**GOAL**
Extract every line that includes the string "India".

**THE RECORDS**
※

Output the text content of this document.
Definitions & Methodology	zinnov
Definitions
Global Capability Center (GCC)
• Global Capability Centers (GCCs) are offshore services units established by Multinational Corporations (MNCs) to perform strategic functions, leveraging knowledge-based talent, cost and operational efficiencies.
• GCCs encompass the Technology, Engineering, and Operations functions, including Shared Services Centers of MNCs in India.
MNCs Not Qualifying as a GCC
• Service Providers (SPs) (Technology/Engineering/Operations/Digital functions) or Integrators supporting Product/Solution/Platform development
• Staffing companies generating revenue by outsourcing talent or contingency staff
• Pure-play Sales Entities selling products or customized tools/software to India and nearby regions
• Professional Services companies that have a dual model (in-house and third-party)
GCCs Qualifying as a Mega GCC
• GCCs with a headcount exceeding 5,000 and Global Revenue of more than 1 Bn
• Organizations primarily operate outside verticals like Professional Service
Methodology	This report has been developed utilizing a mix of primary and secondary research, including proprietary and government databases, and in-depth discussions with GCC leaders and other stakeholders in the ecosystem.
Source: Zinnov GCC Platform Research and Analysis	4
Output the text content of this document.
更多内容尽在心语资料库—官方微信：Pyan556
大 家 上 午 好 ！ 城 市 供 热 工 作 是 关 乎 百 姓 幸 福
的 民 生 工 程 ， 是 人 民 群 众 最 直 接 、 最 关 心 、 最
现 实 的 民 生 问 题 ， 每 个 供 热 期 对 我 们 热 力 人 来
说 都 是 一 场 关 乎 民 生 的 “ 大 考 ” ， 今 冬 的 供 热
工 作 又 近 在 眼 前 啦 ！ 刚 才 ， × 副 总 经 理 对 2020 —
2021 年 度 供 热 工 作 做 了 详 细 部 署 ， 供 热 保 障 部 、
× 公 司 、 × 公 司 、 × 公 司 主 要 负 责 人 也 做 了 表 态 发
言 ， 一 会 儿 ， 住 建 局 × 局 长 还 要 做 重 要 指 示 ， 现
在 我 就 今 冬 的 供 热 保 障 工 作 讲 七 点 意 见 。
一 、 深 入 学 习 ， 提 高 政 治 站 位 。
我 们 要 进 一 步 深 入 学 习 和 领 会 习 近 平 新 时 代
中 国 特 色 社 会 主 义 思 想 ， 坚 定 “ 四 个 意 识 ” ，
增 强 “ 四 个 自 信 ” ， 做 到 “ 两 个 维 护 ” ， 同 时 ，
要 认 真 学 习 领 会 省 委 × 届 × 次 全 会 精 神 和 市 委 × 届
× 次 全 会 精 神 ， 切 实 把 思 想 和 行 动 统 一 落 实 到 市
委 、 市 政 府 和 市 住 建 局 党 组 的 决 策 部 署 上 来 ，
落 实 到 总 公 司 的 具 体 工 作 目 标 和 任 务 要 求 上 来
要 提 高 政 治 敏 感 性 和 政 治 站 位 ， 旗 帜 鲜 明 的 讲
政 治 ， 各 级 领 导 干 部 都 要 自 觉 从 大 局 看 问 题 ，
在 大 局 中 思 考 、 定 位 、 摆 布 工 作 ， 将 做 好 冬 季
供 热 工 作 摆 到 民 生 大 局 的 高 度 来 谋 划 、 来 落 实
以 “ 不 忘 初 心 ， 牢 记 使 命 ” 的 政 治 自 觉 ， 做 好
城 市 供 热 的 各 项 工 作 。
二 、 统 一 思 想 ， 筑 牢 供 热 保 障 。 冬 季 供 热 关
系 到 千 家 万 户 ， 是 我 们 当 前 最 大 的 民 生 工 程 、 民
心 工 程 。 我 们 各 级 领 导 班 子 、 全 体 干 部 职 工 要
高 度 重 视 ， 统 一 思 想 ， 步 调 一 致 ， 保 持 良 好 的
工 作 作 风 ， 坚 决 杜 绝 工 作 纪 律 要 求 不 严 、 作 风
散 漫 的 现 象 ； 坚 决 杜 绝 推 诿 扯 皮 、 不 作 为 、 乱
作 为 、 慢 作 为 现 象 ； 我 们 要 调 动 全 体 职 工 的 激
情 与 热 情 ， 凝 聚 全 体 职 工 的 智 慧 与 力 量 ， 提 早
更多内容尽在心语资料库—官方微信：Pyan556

※

**SOLUTION TO THE EXERCISE**
• GCCs encompass the Technology, Engineering, and Operations functions, including Shared Services Centers of MNCs in India.
• Pure-play Sales Entities selling products or customized tools/software to India and nearby regions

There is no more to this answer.